• [SUPPLIED TEXT]
◇ ◇ ◇ ◇

SnoopCompetitive gaming has been fighting for legitimacy for a few years now. The fine folks over at the Cyberathlete Professional League have led the way. In the nine years since its inception, the CPL’s tournaments and leagues have catered to 160,000 gamers while shelling out $3,000,000 in prize money. If you think you are good enough, just sign up and put your mouse where your mouth is.

But the debate rages on. Can video games be considered a sport?

For all the inroads the CPL has made into legitimacy, here comes Snoop Dogg to put competitive gaming back a few years.

Last week he announced the formation of the Hip-Hop Gaming League. It doesn’t matter whether you consider yourself “hip-hop’’ or not, you’re not getting into this VIP lounge. You see, it’s a private league with hip-hop artists such as Twista and Paul Wall, NFL mouth Chad Johnson and NBA star Carmelo Anthony. The HPGL has a full roster of players on the Web site, but the real question is why?

◇ ◇ ◇ ◇

• [WORK TO COMPLETE]
1 – Answer these questions from the article on competitive gaming:
(a) How many gamers have the CPL's tournaments and leagues catered to?
(b) How much prize money has the CPL paid out?
(c) Which NFL figure is named as part of the Hip-Hop Gaming League?
2 – In the article on competitive gaming, rewrite the passage from "Last week he" up to and including "question is why?", replacing "private league" with "invitation-only league".
3 – Continue the article on competitive gaming and the Hip-Hop Gaming League from its last sentence.
The data that follows is separate material with no connection to the article on competitive gaming.

• [MATERIAL PROVIDED]
◇ ◇ ◇ ◇

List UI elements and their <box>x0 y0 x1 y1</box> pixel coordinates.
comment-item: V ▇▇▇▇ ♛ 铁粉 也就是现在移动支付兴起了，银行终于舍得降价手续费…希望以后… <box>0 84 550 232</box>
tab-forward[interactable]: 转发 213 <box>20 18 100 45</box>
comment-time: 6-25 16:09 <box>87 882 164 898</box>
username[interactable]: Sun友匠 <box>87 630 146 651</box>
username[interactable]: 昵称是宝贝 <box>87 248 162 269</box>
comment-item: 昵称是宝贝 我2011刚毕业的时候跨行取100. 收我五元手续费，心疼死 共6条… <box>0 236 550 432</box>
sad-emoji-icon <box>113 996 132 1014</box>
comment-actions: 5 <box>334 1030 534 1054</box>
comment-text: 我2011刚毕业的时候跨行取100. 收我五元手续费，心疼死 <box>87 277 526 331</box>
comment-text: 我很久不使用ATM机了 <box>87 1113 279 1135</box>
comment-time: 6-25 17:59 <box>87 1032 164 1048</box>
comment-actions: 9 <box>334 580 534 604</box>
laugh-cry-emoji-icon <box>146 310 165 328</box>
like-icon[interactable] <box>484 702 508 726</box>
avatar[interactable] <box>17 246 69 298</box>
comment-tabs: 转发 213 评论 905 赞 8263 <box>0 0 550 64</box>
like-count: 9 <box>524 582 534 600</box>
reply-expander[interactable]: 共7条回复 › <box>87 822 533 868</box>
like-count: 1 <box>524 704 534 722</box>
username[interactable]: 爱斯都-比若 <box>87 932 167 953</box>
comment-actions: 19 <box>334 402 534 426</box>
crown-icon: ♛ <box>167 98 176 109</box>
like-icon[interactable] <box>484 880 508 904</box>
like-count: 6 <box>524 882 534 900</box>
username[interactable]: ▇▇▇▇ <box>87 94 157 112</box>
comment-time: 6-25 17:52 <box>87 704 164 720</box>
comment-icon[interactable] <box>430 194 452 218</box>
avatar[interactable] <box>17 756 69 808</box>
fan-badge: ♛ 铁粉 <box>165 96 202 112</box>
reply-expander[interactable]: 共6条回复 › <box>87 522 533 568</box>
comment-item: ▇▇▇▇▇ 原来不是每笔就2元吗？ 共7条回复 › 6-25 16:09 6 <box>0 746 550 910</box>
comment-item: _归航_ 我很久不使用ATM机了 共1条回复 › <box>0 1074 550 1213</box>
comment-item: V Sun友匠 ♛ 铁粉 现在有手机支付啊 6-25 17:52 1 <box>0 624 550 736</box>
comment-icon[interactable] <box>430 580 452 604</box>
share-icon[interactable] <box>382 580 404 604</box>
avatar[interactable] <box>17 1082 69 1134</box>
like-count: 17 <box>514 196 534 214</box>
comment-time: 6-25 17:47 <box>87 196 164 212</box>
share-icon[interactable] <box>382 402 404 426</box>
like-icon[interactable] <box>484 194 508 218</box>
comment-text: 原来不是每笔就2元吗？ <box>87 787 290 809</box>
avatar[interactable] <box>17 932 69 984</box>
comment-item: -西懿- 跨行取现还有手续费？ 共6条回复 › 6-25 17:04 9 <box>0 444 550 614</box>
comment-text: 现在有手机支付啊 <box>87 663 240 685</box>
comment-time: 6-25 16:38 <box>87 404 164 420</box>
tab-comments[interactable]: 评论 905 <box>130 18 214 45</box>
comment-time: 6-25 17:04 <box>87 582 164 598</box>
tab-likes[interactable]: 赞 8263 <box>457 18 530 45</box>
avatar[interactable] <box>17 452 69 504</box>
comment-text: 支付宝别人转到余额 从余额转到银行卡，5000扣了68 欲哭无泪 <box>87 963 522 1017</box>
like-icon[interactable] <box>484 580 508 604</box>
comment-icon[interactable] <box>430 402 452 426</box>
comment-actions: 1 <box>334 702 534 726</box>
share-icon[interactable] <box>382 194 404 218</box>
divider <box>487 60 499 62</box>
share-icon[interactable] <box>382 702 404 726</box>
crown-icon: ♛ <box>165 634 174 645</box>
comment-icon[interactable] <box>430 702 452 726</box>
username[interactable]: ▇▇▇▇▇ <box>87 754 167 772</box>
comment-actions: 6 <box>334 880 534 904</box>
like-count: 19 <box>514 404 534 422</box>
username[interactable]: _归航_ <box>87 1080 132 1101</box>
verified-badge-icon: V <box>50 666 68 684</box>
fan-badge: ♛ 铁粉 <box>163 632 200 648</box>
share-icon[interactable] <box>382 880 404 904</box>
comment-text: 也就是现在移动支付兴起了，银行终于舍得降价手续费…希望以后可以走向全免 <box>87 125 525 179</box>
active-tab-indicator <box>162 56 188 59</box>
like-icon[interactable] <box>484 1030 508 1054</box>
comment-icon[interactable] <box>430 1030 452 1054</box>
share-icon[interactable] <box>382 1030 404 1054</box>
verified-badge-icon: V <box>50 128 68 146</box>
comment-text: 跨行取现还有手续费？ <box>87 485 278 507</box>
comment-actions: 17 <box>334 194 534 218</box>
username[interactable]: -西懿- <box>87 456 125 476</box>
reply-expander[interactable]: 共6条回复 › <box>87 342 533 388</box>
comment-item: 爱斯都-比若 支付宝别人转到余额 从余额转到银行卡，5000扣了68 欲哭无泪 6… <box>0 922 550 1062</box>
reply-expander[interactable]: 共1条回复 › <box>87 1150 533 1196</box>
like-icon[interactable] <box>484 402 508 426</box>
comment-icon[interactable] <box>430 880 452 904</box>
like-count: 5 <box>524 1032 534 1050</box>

◇ ◇ ◇ ◇

• [RESULTS FOR THE EXERCISE]
1 –
(a) 160,000
(b) $3,000,000
(c) Chad Johnson

2 –
Last week he announced the formation of the Hip-Hop Gaming League. It doesn’t matter whether you consider yourself “hip-hop’’ or not, you’re not getting into this VIP lounge. You see, it’s a invitation-only league with hip-hop artists such as Twista and Paul Wall, NFL mouth Chad Johnson and NBA star Carmelo Anthony. The HPGL has a full roster of players on the Web site, but the real question is why?

3 –
What does Snoop Dogg get out of priming the PR machine? It could only be one of two things. To make competitive gaming ‘‘hot’’ then start a public league to rake in the cash playing off an image or this could simply be another avenue to stroke the egos of celebrities.

Either way, legit organizations like the CPL get caught in the wake. Interactive entertainment as spectator events will happen, hardcore gamers just have to hope the whims of celebrities don’t turn it into novelty.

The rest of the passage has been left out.